• Set exercise:
Find the word "środki" in the records below. List each line containing it.

• Working data:

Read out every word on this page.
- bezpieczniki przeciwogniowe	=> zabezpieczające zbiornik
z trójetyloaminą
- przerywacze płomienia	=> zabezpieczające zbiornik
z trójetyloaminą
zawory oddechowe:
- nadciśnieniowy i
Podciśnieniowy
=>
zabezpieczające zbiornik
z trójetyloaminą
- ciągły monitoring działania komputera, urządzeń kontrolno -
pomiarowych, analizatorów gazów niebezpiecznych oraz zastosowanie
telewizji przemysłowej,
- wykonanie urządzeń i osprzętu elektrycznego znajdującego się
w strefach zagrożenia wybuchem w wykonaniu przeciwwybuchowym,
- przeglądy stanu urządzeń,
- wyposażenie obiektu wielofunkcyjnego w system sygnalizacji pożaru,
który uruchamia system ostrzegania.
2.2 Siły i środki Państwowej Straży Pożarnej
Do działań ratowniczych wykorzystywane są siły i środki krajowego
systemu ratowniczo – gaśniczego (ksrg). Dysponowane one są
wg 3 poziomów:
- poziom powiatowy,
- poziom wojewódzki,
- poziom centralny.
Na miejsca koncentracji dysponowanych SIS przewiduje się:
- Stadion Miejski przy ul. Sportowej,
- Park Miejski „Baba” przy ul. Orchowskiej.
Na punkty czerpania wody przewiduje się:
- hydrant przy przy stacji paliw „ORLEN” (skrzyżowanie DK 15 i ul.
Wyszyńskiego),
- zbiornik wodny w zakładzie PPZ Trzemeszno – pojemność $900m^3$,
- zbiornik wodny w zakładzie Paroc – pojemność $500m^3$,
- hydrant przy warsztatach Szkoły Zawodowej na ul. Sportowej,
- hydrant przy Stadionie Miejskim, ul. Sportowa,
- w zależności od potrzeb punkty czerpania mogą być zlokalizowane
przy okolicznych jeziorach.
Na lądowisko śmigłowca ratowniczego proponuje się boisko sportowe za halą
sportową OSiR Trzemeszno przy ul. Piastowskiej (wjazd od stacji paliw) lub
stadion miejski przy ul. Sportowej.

• Exercise output:
2.2 Siły i środki Państwowej Straży Pożarnej
Do działań ratowniczych wykorzystywane są siły i środki krajowego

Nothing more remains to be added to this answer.